** What this task involves **
Every record must be transcribed in its entirety, apart from the images, which are to be omitted.

=-=-=-=-=

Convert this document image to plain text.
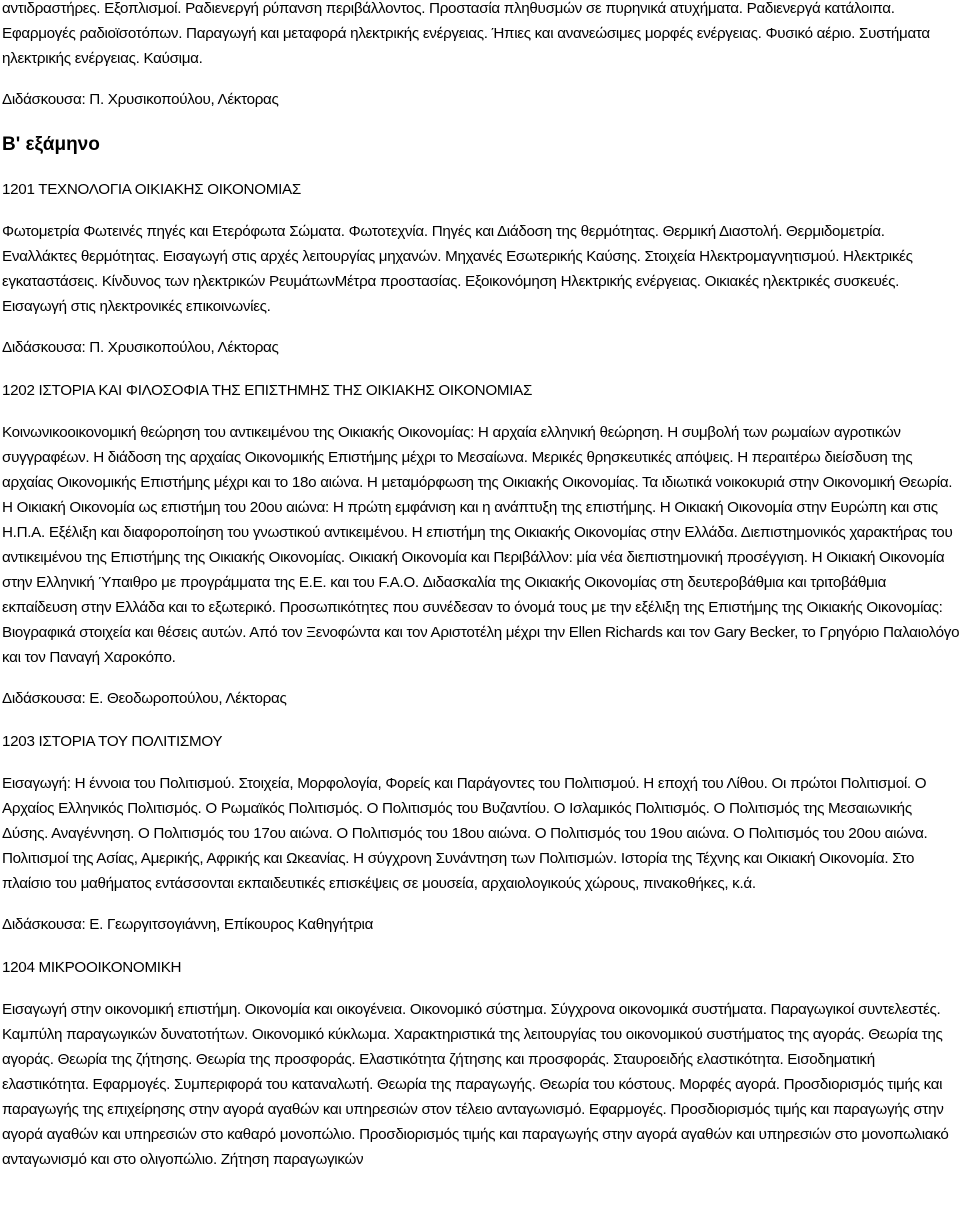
αντιδραστήρες. Εξοπλισμοί. Ραδιενεργή ρύπανση περιβάλλοντος. Προστασία πληθυσμών σε πυρηνικά ατυχήματα. Ραδιενεργά κατάλοιπα. Εφαρμογές ραδιοϊσοτόπων. Παραγωγή και μεταφορά ηλεκτρικής ενέργειας. Ήπιες και ανανεώσιμες μορφές ενέργειας. Φυσικό αέριο. Συστήματα ηλεκτρικής ενέργειας. Καύσιμα.

Διδάσκουσα: Π. Χρυσικοπούλου, Λέκτορας

Β' εξάμηνο

1201 ΤΕΧΝΟΛΟΓΙΑ ΟΙΚΙΑΚΗΣ ΟΙΚΟΝΟΜΙΑΣ

Φωτομετρία Φωτεινές πηγές και Ετερόφωτα Σώματα. Φωτοτεχνία. Πηγές και Διάδοση της θερμότητας. Θερμική Διαστολή. Θερμιδομετρία. Εναλλάκτες θερμότητας. Εισαγωγή στις αρχές λειτουργίας μηχανών. Μηχανές Εσωτερικής Καύσης. Στοιχεία Ηλεκτρομαγνητισμού. Ηλεκτρικές εγκαταστάσεις. Κίνδυνος των ηλεκτρικών ΡευμάτωνΜέτρα προστασίας. Εξοικονόμηση Ηλεκτρικής ενέργειας. Οικιακές ηλεκτρικές συσκευές. Εισαγωγή στις ηλεκτρονικές επικοινωνίες.

Διδάσκουσα: Π. Χρυσικοπούλου, Λέκτορας

1202 ΙΣΤΟΡΙΑ ΚΑΙ ΦΙΛΟΣΟΦΙΑ ΤΗΣ ΕΠΙΣΤΗΜΗΣ ΤΗΣ ΟΙΚΙΑΚΗΣ ΟΙΚΟΝΟΜΙΑΣ

Κοινωνικοοικονομική θεώρηση του αντικειμένου της Οικιακής Οικονομίας: Η αρχαία ελληνική θεώρηση. Η συμβολή των ρωμαίων αγροτικών συγγραφέων. Η διάδοση της αρχαίας Οικονομικής Επιστήμης μέχρι το Μεσαίωνα. Μερικές θρησκευτικές απόψεις. Η περαιτέρω διείσδυση της αρχαίας Οικονομικής Επιστήμης μέχρι και το 18ο αιώνα. Η μεταμόρφωση της Οικιακής Οικονομίας. Τα ιδιωτικά νοικοκυριά στην Οικονομική Θεωρία. Η Οικιακή Οικονομία ως επιστήμη του 20ου αιώνα: Η πρώτη εμφάνιση και η ανάπτυξη της επιστήμης. Η Οικιακή Οικονομία στην Ευρώπη και στις Η.Π.Α. Εξέλιξη και διαφοροποίηση του γνωστικού αντικειμένου. Η επιστήμη της Οικιακής Οικονομίας στην Ελλάδα. Διεπιστημονικός χαρακτήρας του αντικειμένου της Επιστήμης της Οικιακής Οικονομίας. Οικιακή Οικονομία και Περιβάλλον: μία νέα διεπιστημονική προσέγγιση. Η Οικιακή Οικονομία στην Ελληνική Ύπαιθρο με προγράμματα της Ε.Ε. και του F.A.O. Διδασκαλία της Οικιακής Οικονομίας στη δευτεροβάθμια και τριτοβάθμια εκπαίδευση στην Ελλάδα και το εξωτερικό. Προσωπικότητες που συνέδεσαν το όνομά τους με την εξέλιξη της Επιστήμης της Οικιακής Οικονομίας: Βιογραφικά στοιχεία και θέσεις αυτών. Από τον Ξενοφώντα και τον Αριστοτέλη μέχρι την Ellen Richards και τον Gary Becker, το Γρηγόριο Παλαιολόγο και τον Παναγή Χαροκόπο.

Διδάσκουσα: Ε. Θεοδωροπούλου, Λέκτορας

1203 ΙΣΤΟΡΙΑ ΤΟΥ ΠΟΛΙΤΙΣΜΟΥ

Εισαγωγή: Η έννοια του Πολιτισμού. Στοιχεία, Μορφολογία, Φορείς και Παράγοντες του Πολιτισμού. Η εποχή του Λίθου. Οι πρώτοι Πολιτισμοί. Ο Αρχαίος Ελληνικός Πολιτισμός. Ο Ρωμαϊκός Πολιτισμός. Ο Πολιτισμός του Βυζαντίου. Ο Ισλαμικός Πολιτισμός. Ο Πολιτισμός της Μεσαιωνικής Δύσης. Αναγέννηση. Ο Πολιτισμός του 17ου αιώνα. Ο Πολιτισμός του 18ου αιώνα. Ο Πολιτισμός του 19ου αιώνα. Ο Πολιτισμός του 20ου αιώνα. Πολιτισμοί της Ασίας, Αμερικής, Αφρικής και Ωκεανίας. Η σύγχρονη Συνάντηση των Πολιτισμών. Ιστορία της Τέχνης και Οικιακή Οικονομία. Στο πλαίσιο του μαθήματος εντάσσονται εκπαιδευτικές επισκέψεις σε μουσεία, αρχαιολογικούς χώρους, πινακοθήκες, κ.ά.

Διδάσκουσα: Ε. Γεωργιτσογιάννη, Επίκουρος Καθηγήτρια

1204 ΜΙΚΡΟΟΙΚΟΝΟΜΙΚΗ

Εισαγωγή στην οικονομική επιστήμη. Οικονομία και οικογένεια. Οικονομικό σύστημα. Σύγχρονα οικονομικά συστήματα. Παραγωγικοί συντελεστές. Καμπύλη παραγωγικών δυνατοτήτων. Οικονομικό κύκλωμα. Χαρακτηριστικά της λειτουργίας του οικονομικού συστήματος της αγοράς. Θεωρία της αγοράς. Θεωρία της ζήτησης. Θεωρία της προσφοράς. Ελαστικότητα ζήτησης και προσφοράς. Σταυροειδής ελαστικότητα. Εισοδηματική ελαστικότητα. Εφαρμογές. Συμπεριφορά του καταναλωτή. Θεωρία της παραγωγής. Θεωρία του κόστους. Μορφές αγορά. Προσδιορισμός τιμής και παραγωγής της επιχείρησης στην αγορά αγαθών και υπηρεσιών στον τέλειο ανταγωνισμό. Εφαρμογές. Προσδιορισμός τιμής και παραγωγής στην αγορά αγαθών και υπηρεσιών στο καθαρό μονοπώλιο. Προσδιορισμός τιμής και παραγωγής στην αγορά αγαθών και υπηρεσιών στο μονοπωλιακό ανταγωνισμό και στο ολιγοπώλιο. Ζήτηση παραγωγικών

=-=-=-=-=

** Task result **
Convert this document image to plain text.
αντιδραστήρες. Εξοπλισμοί. Ραδιενεργή ρύπανση περιβάλλοντος. Προστασία πληθυσμών σε πυρηνικά ατυχήματα. Ραδιενεργά κατάλοιπα. Εφαρμογές ραδιοϊσοτόπων. Παραγωγή και μεταφορά ηλεκτρικής ενέργειας. Ήπιες και ανανεώσιμες μορφές ενέργειας. Φυσικό αέριο. Συστήματα ηλεκτρικής ενέργειας. Καύσιμα.

Διδάσκουσα: Π. Χρυσικοπούλου, Λέκτορας

Β' εξάμηνο

1201 ΤΕΧΝΟΛΟΓΙΑ ΟΙΚΙΑΚΗΣ ΟΙΚΟΝΟΜΙΑΣ

Φωτομετρία Φωτεινές πηγές και Ετερόφωτα Σώματα. Φωτοτεχνία. Πηγές και Διάδοση της θερμότητας. Θερμική Διαστολή. Θερμιδομετρία. Εναλλάκτες θερμότητας. Εισαγωγή στις αρχές λειτουργίας μηχανών. Μηχανές Εσωτερικής Καύσης. Στοιχεία Ηλεκτρομαγνητισμού. Ηλεκτρικές εγκαταστάσεις. Κίνδυνος των ηλεκτρικών ΡευμάτωνΜέτρα προστασίας. Εξοικονόμηση Ηλεκτρικής ενέργειας. Οικιακές ηλεκτρικές συσκευές. Εισαγωγή στις ηλεκτρονικές επικοινωνίες.

Διδάσκουσα: Π. Χρυσικοπούλου, Λέκτορας

1202 ΙΣΤΟΡΙΑ ΚΑΙ ΦΙΛΟΣΟΦΙΑ ΤΗΣ ΕΠΙΣΤΗΜΗΣ ΤΗΣ ΟΙΚΙΑΚΗΣ ΟΙΚΟΝΟΜΙΑΣ

Κοινωνικοοικονομική θεώρηση του αντικειμένου της Οικιακής Οικονομίας: Η αρχαία ελληνική θεώρηση. Η συμβολή των ρωμαίων αγροτικών συγγραφέων. Η διάδοση της αρχαίας Οικονομικής Επιστήμης μέχρι το Μεσαίωνα. Μερικές θρησκευτικές απόψεις. Η περαιτέρω διείσδυση της αρχαίας Οικονομικής Επιστήμης μέχρι και το 18ο αιώνα. Η μεταμόρφωση της Οικιακής Οικονομίας. Τα ιδιωτικά νοικοκυριά στην Οικονομική Θεωρία. Η Οικιακή Οικονομία ως επιστήμη του 20ου αιώνα: Η πρώτη εμφάνιση και η ανάπτυξη της επιστήμης. Η Οικιακή Οικονομία στην Ευρώπη και στις Η.Π.Α. Εξέλιξη και διαφοροποίηση του γνωστικού αντικειμένου. Η επιστήμη της Οικιακής Οικονομίας στην Ελλάδα. Διεπιστημονικός χαρακτήρας του αντικειμένου της Επιστήμης της Οικιακής Οικονομίας. Οικιακή Οικονομία και Περιβάλλον: μία νέα διεπιστημονική προσέγγιση. Η Οικιακή Οικονομία στην Ελληνική Ύπαιθρο με προγράμματα της Ε.Ε. και του F.A.O. Διδασκαλία της Οικιακής Οικονομίας στη δευτεροβάθμια και τριτοβάθμια εκπαίδευση στην Ελλάδα και το εξωτερικό. Προσωπικότητες που συνέδεσαν το όνομά τους με την εξέλιξη της Επιστήμης της Οικιακής Οικονομίας: Βιογραφικά στοιχεία και θέσεις αυτών. Από τον Ξενοφώντα και τον Αριστοτέλη μέχρι την Ellen Richards και τον Gary Becker, το Γρηγόριο Παλαιολόγο και τον Παναγή Χαροκόπο.

Διδάσκουσα: Ε. Θεοδωροπούλου, Λέκτορας

1203 ΙΣΤΟΡΙΑ ΤΟΥ ΠΟΛΙΤΙΣΜΟΥ

Εισαγωγή: Η έννοια του Πολιτισμού. Στοιχεία, Μορφολογία, Φορείς και Παράγοντες του Πολιτισμού. Η εποχή του Λίθου. Οι πρώτοι Πολιτισμοί. Ο Αρχαίος Ελληνικός Πολιτισμός. Ο Ρωμαϊκός Πολιτισμός. Ο Πολιτισμός του Βυζαντίου. Ο Ισλαμικός Πολιτισμός. Ο Πολιτισμός της Μεσαιωνικής Δύσης. Αναγέννηση. Ο Πολιτισμός του 17ου αιώνα. Ο Πολιτισμός του 18ου αιώνα. Ο Πολιτισμός του 19ου αιώνα. Ο Πολιτισμός του 20ου αιώνα. Πολιτισμοί της Ασίας, Αμερικής, Αφρικής και Ωκεανίας. Η σύγχρονη Συνάντηση των Πολιτισμών. Ιστορία της Τέχνης και Οικιακή Οικονομία. Στο πλαίσιο του μαθήματος εντάσσονται εκπαιδευτικές επισκέψεις σε μουσεία, αρχαιολογικούς χώρους, πινακοθήκες, κ.ά.

Διδάσκουσα: Ε. Γεωργιτσογιάννη, Επίκουρος Καθηγήτρια

1204 ΜΙΚΡΟΟΙΚΟΝΟΜΙΚΗ

Εισαγωγή στην οικονομική επιστήμη. Οικονομία και οικογένεια. Οικονομικό σύστημα. Σύγχρονα οικονομικά συστήματα. Παραγωγικοί συντελεστές. Καμπύλη παραγωγικών δυνατοτήτων. Οικονομικό κύκλωμα. Χαρακτηριστικά της λειτουργίας του οικονομικού συστήματος της αγοράς. Θεωρία της αγοράς. Θεωρία της ζήτησης. Θεωρία της προσφοράς. Ελαστικότητα ζήτησης και προσφοράς. Σταυροειδής ελαστικότητα. Εισοδηματική ελαστικότητα. Εφαρμογές. Συμπεριφορά του καταναλωτή. Θεωρία της παραγωγής. Θεωρία του κόστους. Μορφές αγορά. Προσδιορισμός τιμής και παραγωγής της επιχείρησης στην αγορά αγαθών και υπηρεσιών στον τέλειο ανταγωνισμό. Εφαρμογές. Προσδιορισμός τιμής και παραγωγής στην αγορά αγαθών και υπηρεσιών στο καθαρό μονοπώλιο. Προσδιορισμός τιμής και παραγωγής στην αγορά αγαθών και υπηρεσιών στο μονοπωλιακό ανταγωνισμό και στο ολιγοπώλιο. Ζήτηση παραγωγικών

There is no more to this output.